Records that describe figures:
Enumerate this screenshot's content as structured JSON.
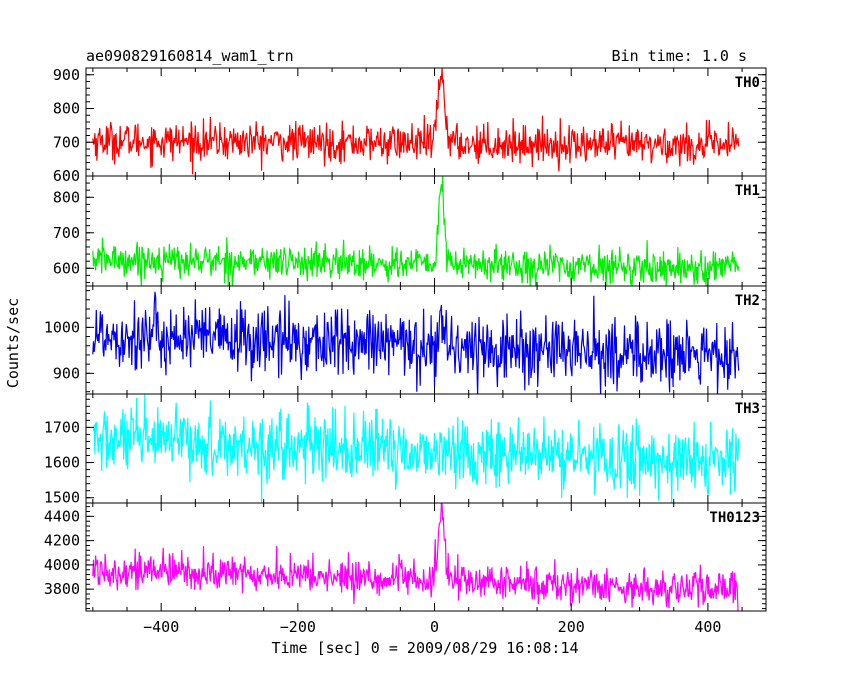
{
  "header": {
    "source_name": "ae090829160814_wam1_trn",
    "bin_time": "Bin time: 1.0 s"
  },
  "axes": {
    "ylabel": "Counts/sec",
    "xlabel": "Time [sec] 0 = 2009/08/29 16:08:14"
  },
  "chart_data": {
    "type": "line",
    "x": {
      "start": -500,
      "end": 445,
      "step": 1.0
    },
    "xlim": [
      -510,
      485
    ],
    "xticks": [
      -400,
      -200,
      0,
      200,
      400
    ],
    "xtick_labels": [
      "−400",
      "−200",
      "0",
      "200",
      "400"
    ],
    "event_time": 10,
    "panels": [
      {
        "name": "TH0",
        "color": "#ff0000",
        "ylim": [
          600,
          920
        ],
        "yticks": [
          600,
          700,
          800,
          900
        ],
        "ytick_labels": [
          "600",
          "700",
          "800",
          "900"
        ],
        "baseline_start": 705,
        "baseline_end": 690,
        "noise": 28,
        "peak": 205,
        "peak_width": 5
      },
      {
        "name": "TH1",
        "color": "#00ee00",
        "ylim": [
          550,
          860
        ],
        "yticks": [
          600,
          700,
          800
        ],
        "ytick_labels": [
          "600",
          "700",
          "800"
        ],
        "baseline_start": 625,
        "baseline_end": 600,
        "noise": 24,
        "peak": 225,
        "peak_width": 4
      },
      {
        "name": "TH2",
        "color": "#0000ee",
        "ylim": [
          855,
          1090
        ],
        "yticks": [
          900,
          1000
        ],
        "ytick_labels": [
          "900",
          "1000"
        ],
        "baseline_start": 985,
        "baseline_end": 935,
        "noise": 38,
        "peak": 75,
        "peak_width": 3
      },
      {
        "name": "TH3",
        "color": "#00ffff",
        "ylim": [
          1485,
          1795
        ],
        "yticks": [
          1500,
          1600,
          1700
        ],
        "ytick_labels": [
          "1500",
          "1600",
          "1700"
        ],
        "baseline_start": 1665,
        "baseline_end": 1600,
        "noise": 48,
        "peak": 0,
        "peak_width": 3
      },
      {
        "name": "TH0123",
        "color": "#ff00ff",
        "ylim": [
          3620,
          4510
        ],
        "yticks": [
          3800,
          4000,
          4200,
          4400
        ],
        "ytick_labels": [
          "3800",
          "4000",
          "4200",
          "4400"
        ],
        "baseline_start": 3965,
        "baseline_end": 3790,
        "noise": 75,
        "peak": 520,
        "peak_width": 5
      }
    ]
  }
}
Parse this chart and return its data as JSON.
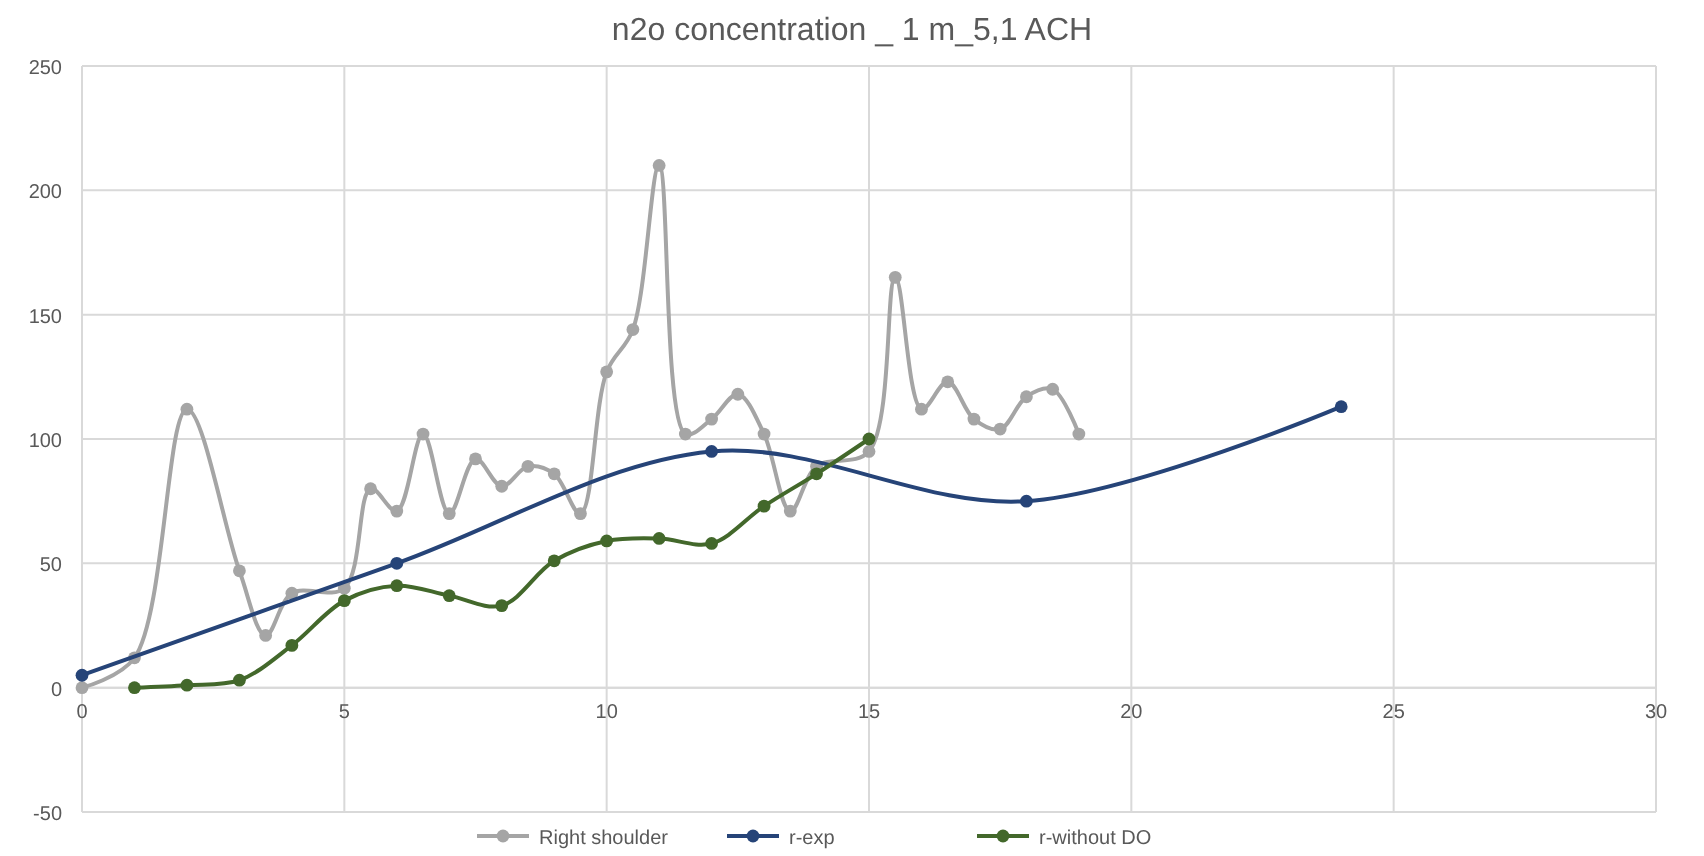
{
  "chart_data": {
    "type": "line",
    "title": "n2o concentration _ 1 m_5,1 ACH",
    "series": [
      {
        "name": "Right shoulder",
        "color": "#a5a5a5",
        "x": [
          0,
          1,
          2,
          3,
          3.5,
          4,
          5,
          5.5,
          6,
          6.5,
          7,
          7.5,
          8,
          8.5,
          9,
          9.5,
          10,
          10.5,
          11,
          11.5,
          12,
          12.5,
          13,
          13.5,
          14,
          15,
          15.5,
          16,
          16.5,
          17,
          17.5,
          18,
          18.5,
          19
        ],
        "values": [
          0,
          12,
          112,
          47,
          21,
          38,
          40,
          80,
          71,
          102,
          70,
          92,
          81,
          89,
          86,
          70,
          127,
          144,
          210,
          102,
          108,
          118,
          102,
          71,
          89,
          95,
          165,
          112,
          123,
          108,
          104,
          117,
          120,
          102
        ]
      },
      {
        "name": "r-exp",
        "color": "#264478",
        "x": [
          0,
          6,
          12,
          18,
          24
        ],
        "values": [
          5,
          50,
          95,
          75,
          113
        ]
      },
      {
        "name": "r-without DO",
        "color": "#43682b",
        "x": [
          1,
          2,
          3,
          4,
          5,
          6,
          7,
          8,
          9,
          10,
          11,
          12,
          13,
          14,
          15
        ],
        "values": [
          0,
          1,
          3,
          17,
          35,
          41,
          37,
          33,
          51,
          59,
          60,
          58,
          73,
          86,
          100
        ]
      }
    ],
    "xlim": [
      0,
      30
    ],
    "xticks": [
      0,
      5,
      10,
      15,
      20,
      25,
      30
    ],
    "ylim": [
      -50,
      250
    ],
    "yticks": [
      -50,
      0,
      50,
      100,
      150,
      200,
      250
    ],
    "grid": true,
    "legend": "bottom",
    "marker": "circle",
    "line_style": "solid"
  }
}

* AIM OF THE EXERCISE
Omit all pictures while transcribing the entries verbatim.

* COMPLETE RESPONSE
Enumerate this screenshot's content as structured JSON.
{
  "header": {
    "source_name": "ae090829160814_wam1_trn",
    "bin_time": "Bin time: 1.0 s"
  },
  "axes": {
    "ylabel": "Counts/sec",
    "xlabel": "Time [sec] 0 = 2009/08/29 16:08:14"
  },
  "chart_data": {
    "type": "line",
    "x": {
      "start": -500,
      "end": 445,
      "step": 1.0
    },
    "xlim": [
      -510,
      485
    ],
    "xticks": [
      -400,
      -200,
      0,
      200,
      400
    ],
    "xtick_labels": [
      "−400",
      "−200",
      "0",
      "200",
      "400"
    ],
    "event_time": 10,
    "panels": [
      {
        "name": "TH0",
        "color": "#ff0000",
        "ylim": [
          600,
          920
        ],
        "yticks": [
          600,
          700,
          800,
          900
        ],
        "ytick_labels": [
          "600",
          "700",
          "800",
          "900"
        ],
        "baseline_start": 705,
        "baseline_end": 690,
        "noise": 28,
        "peak": 205,
        "peak_width": 5
      },
      {
        "name": "TH1",
        "color": "#00ee00",
        "ylim": [
          550,
          860
        ],
        "yticks": [
          600,
          700,
          800
        ],
        "ytick_labels": [
          "600",
          "700",
          "800"
        ],
        "baseline_start": 625,
        "baseline_end": 600,
        "noise": 24,
        "peak": 225,
        "peak_width": 4
      },
      {
        "name": "TH2",
        "color": "#0000ee",
        "ylim": [
          855,
          1090
        ],
        "yticks": [
          900,
          1000
        ],
        "ytick_labels": [
          "900",
          "1000"
        ],
        "baseline_start": 985,
        "baseline_end": 935,
        "noise": 38,
        "peak": 75,
        "peak_width": 3
      },
      {
        "name": "TH3",
        "color": "#00ffff",
        "ylim": [
          1485,
          1795
        ],
        "yticks": [
          1500,
          1600,
          1700
        ],
        "ytick_labels": [
          "1500",
          "1600",
          "1700"
        ],
        "baseline_start": 1665,
        "baseline_end": 1600,
        "noise": 48,
        "peak": 0,
        "peak_width": 3
      },
      {
        "name": "TH0123",
        "color": "#ff00ff",
        "ylim": [
          3620,
          4510
        ],
        "yticks": [
          3800,
          4000,
          4200,
          4400
        ],
        "ytick_labels": [
          "3800",
          "4000",
          "4200",
          "4400"
        ],
        "baseline_start": 3965,
        "baseline_end": 3790,
        "noise": 75,
        "peak": 520,
        "peak_width": 5
      }
    ]
  }
}
Parse this chart and return its data as JSON.
{
  "chart_data": {
    "type": "line",
    "title": "n2o concentration _ 1 m_5,1 ACH",
    "series": [
      {
        "name": "Right shoulder",
        "color": "#a5a5a5",
        "x": [
          0,
          1,
          2,
          3,
          3.5,
          4,
          5,
          5.5,
          6,
          6.5,
          7,
          7.5,
          8,
          8.5,
          9,
          9.5,
          10,
          10.5,
          11,
          11.5,
          12,
          12.5,
          13,
          13.5,
          14,
          15,
          15.5,
          16,
          16.5,
          17,
          17.5,
          18,
          18.5,
          19
        ],
        "values": [
          0,
          12,
          112,
          47,
          21,
          38,
          40,
          80,
          71,
          102,
          70,
          92,
          81,
          89,
          86,
          70,
          127,
          144,
          210,
          102,
          108,
          118,
          102,
          71,
          89,
          95,
          165,
          112,
          123,
          108,
          104,
          117,
          120,
          102
        ]
      },
      {
        "name": "r-exp",
        "color": "#264478",
        "x": [
          0,
          6,
          12,
          18,
          24
        ],
        "values": [
          5,
          50,
          95,
          75,
          113
        ]
      },
      {
        "name": "r-without DO",
        "color": "#43682b",
        "x": [
          1,
          2,
          3,
          4,
          5,
          6,
          7,
          8,
          9,
          10,
          11,
          12,
          13,
          14,
          15
        ],
        "values": [
          0,
          1,
          3,
          17,
          35,
          41,
          37,
          33,
          51,
          59,
          60,
          58,
          73,
          86,
          100
        ]
      }
    ],
    "xlim": [
      0,
      30
    ],
    "xticks": [
      0,
      5,
      10,
      15,
      20,
      25,
      30
    ],
    "ylim": [
      -50,
      250
    ],
    "yticks": [
      -50,
      0,
      50,
      100,
      150,
      200,
      250
    ],
    "grid": true,
    "legend": "bottom",
    "marker": "circle",
    "line_style": "solid"
  }
}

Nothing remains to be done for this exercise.